— Start —

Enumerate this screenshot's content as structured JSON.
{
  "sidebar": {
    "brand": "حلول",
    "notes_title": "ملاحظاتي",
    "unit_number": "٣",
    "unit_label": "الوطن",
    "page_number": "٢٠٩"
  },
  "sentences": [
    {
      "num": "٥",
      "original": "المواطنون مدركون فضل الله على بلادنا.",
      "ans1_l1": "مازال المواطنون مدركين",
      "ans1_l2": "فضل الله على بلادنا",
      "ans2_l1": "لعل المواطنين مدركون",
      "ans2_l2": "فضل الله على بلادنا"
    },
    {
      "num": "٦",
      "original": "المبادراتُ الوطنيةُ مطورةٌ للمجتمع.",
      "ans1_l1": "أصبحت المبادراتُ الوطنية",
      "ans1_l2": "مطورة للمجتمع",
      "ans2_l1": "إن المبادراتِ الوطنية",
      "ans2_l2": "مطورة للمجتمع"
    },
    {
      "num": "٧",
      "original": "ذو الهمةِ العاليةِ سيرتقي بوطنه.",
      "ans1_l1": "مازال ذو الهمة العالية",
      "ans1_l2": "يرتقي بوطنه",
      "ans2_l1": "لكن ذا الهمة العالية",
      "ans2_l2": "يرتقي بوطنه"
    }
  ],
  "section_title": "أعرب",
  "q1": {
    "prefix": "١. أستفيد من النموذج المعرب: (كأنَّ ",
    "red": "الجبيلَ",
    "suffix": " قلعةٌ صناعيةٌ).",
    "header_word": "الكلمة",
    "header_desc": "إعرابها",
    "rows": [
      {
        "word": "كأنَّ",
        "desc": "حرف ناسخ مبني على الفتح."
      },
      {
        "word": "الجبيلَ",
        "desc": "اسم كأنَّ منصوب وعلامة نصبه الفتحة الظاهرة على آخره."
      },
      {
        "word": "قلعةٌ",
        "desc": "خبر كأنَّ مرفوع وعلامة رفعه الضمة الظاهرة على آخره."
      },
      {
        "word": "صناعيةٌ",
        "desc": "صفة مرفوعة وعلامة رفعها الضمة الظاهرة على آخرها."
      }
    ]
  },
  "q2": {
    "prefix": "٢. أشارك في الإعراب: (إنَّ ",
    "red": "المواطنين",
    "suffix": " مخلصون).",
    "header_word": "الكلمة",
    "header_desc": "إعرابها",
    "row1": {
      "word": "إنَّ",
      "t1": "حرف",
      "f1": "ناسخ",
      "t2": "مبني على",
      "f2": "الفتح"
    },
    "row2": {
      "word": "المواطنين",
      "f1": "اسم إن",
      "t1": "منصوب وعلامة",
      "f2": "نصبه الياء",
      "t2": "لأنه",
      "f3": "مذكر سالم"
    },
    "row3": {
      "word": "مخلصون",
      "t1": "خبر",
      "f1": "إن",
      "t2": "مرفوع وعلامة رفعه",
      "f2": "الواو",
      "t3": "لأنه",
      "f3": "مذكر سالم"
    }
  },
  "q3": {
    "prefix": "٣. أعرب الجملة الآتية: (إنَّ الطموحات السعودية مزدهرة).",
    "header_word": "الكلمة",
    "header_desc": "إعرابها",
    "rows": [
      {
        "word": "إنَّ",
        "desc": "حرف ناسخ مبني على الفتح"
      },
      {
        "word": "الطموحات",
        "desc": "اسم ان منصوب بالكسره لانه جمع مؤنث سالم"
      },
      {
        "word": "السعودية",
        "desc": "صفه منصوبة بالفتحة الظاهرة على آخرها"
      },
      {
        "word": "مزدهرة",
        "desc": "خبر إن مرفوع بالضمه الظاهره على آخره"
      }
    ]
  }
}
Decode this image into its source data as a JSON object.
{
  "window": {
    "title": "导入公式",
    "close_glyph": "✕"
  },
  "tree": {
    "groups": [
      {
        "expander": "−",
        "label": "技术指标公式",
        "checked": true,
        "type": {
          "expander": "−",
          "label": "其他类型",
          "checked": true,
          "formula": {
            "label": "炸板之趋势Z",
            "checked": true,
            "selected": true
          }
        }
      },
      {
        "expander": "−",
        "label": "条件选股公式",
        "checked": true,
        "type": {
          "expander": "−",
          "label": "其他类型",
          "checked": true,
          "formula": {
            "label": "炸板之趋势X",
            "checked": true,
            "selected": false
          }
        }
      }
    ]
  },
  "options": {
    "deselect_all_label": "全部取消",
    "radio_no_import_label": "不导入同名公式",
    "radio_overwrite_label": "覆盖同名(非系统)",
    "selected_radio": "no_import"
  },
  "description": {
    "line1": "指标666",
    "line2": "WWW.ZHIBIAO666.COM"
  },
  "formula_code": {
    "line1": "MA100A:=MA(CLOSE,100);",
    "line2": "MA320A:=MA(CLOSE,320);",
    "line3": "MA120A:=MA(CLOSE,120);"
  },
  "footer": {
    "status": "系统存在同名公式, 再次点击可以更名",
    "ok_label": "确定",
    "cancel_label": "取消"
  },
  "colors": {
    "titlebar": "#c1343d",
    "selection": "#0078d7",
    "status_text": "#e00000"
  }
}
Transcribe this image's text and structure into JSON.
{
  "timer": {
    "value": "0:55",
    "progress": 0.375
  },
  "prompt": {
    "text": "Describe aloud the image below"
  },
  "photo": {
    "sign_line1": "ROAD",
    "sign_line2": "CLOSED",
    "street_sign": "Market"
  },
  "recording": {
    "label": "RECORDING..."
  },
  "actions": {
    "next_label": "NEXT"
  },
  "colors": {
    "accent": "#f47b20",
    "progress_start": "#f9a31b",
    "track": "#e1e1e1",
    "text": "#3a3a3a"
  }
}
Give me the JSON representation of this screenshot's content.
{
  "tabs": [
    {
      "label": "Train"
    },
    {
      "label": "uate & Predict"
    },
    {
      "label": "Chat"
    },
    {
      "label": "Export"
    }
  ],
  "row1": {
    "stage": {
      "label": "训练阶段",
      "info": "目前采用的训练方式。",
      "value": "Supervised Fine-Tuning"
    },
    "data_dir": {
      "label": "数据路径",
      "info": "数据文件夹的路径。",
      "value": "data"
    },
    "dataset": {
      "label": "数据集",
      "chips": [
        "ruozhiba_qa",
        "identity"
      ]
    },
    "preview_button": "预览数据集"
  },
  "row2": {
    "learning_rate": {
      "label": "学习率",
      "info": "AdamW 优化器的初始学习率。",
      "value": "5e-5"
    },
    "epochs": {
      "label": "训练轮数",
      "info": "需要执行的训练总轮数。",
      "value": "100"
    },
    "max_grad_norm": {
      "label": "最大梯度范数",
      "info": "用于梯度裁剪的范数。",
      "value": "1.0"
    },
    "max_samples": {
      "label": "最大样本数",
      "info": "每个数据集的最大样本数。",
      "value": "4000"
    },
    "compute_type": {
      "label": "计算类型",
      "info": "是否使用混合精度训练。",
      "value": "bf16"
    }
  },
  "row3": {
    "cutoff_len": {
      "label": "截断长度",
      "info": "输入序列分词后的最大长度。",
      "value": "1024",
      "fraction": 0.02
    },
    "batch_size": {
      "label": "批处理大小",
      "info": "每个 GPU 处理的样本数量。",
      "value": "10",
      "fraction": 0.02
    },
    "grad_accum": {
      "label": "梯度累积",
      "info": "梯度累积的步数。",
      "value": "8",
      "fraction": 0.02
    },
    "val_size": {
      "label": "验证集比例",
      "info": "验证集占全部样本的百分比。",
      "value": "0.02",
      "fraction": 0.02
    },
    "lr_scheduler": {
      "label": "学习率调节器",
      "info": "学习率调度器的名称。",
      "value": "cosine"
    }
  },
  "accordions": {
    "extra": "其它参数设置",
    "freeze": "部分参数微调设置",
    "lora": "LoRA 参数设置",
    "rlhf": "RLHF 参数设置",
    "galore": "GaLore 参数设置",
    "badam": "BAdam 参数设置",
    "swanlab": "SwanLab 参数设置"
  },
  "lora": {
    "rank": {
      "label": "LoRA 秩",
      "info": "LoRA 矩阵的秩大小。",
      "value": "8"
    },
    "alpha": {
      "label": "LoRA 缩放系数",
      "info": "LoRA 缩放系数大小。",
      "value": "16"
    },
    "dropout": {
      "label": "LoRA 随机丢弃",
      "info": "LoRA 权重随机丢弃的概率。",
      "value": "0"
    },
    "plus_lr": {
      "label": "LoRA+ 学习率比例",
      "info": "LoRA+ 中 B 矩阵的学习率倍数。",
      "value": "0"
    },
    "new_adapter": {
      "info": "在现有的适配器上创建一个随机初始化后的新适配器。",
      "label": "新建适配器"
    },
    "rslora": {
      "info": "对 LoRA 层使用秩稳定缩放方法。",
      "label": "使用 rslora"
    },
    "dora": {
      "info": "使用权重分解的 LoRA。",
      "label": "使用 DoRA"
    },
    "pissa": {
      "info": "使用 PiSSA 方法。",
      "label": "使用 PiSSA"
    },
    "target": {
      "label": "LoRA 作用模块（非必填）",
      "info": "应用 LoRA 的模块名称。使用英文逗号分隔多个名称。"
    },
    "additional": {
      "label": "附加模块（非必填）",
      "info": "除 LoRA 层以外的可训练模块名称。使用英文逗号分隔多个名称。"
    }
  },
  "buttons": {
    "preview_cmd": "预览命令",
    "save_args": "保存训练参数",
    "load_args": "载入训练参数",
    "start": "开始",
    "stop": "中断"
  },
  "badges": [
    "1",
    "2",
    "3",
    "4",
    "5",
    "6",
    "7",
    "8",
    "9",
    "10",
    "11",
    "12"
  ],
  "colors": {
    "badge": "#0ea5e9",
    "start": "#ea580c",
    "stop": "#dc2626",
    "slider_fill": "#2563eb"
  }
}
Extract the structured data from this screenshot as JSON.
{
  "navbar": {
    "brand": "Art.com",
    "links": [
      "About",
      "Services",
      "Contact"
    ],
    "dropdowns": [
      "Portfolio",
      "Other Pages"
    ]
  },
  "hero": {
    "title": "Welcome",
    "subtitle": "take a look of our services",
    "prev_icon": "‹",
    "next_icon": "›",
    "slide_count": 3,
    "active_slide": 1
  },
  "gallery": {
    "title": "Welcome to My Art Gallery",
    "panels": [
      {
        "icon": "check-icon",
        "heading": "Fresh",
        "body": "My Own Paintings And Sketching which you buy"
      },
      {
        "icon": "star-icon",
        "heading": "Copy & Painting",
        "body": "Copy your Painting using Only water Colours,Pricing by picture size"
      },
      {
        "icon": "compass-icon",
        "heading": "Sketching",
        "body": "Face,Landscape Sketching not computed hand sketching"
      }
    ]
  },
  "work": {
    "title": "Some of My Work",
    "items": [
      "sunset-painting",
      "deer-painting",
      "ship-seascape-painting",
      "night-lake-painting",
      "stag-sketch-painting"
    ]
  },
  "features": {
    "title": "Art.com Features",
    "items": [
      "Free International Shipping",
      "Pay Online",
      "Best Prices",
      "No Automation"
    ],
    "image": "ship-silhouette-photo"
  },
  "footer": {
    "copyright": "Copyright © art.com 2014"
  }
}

— End —

» SET EXERCISE: Using the listing, say how many lines include the word "into", and add nothing else.

» SOLUTION: 2